Saved entries:
------------------------

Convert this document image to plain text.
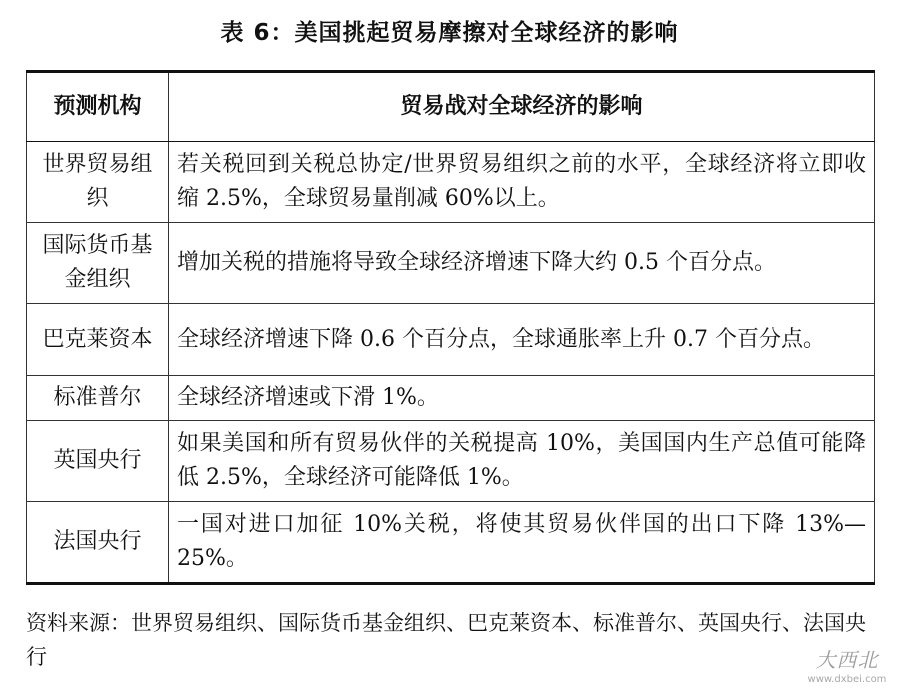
表 6：美国挑起贸易摩擦对全球经济的影响
预测机构	贸易战对全球经济的影响
世界贸易组织	若关税回到关税总协定/世界贸易组织之前的水平，全球经济将立即收缩 2.5%，全球贸易量削减 60%以上。
国际货币基金组织	增加关税的措施将导致全球经济增速下降大约 0.5 个百分点。
巴克莱资本	全球经济增速下降 0.6 个百分点，全球通胀率上升 0.7 个百分点。
标准普尔	全球经济增速或下滑 1%。
英国央行	如果美国和所有贸易伙伴的关税提高 10%，美国国内生产总值可能降低 2.5%，全球经济可能降低 1%。
法国央行	一国对进口加征 10%关税，将使其贸易伙伴国的出口下降 13%—25%。
资料来源：世界贸易组织、国际货币基金组织、巴克莱资本、标准普尔、英国央行、法国央行	大西北
www.dxbei.com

------------------------

All of the material above needs to be restated exactly, with no pictures.

Convert this document image to plain text.
表 6：美国挑起贸易摩擦对全球经济的影响
预测机构	贸易战对全球经济的影响
世界贸易组织	若关税回到关税总协定/世界贸易组织之前的水平，全球经济将立即收缩 2.5%，全球贸易量削减 60%以上。
国际货币基金组织	增加关税的措施将导致全球经济增速下降大约 0.5 个百分点。
巴克莱资本	全球经济增速下降 0.6 个百分点，全球通胀率上升 0.7 个百分点。
标准普尔	全球经济增速或下滑 1%。
英国央行	如果美国和所有贸易伙伴的关税提高 10%，美国国内生产总值可能降低 2.5%，全球经济可能降低 1%。
法国央行	一国对进口加征 10%关税，将使其贸易伙伴国的出口下降 13%—25%。
资料来源：世界贸易组织、国际货币基金组织、巴克莱资本、标准普尔、英国央行、法国央行	大西北
www.dxbei.com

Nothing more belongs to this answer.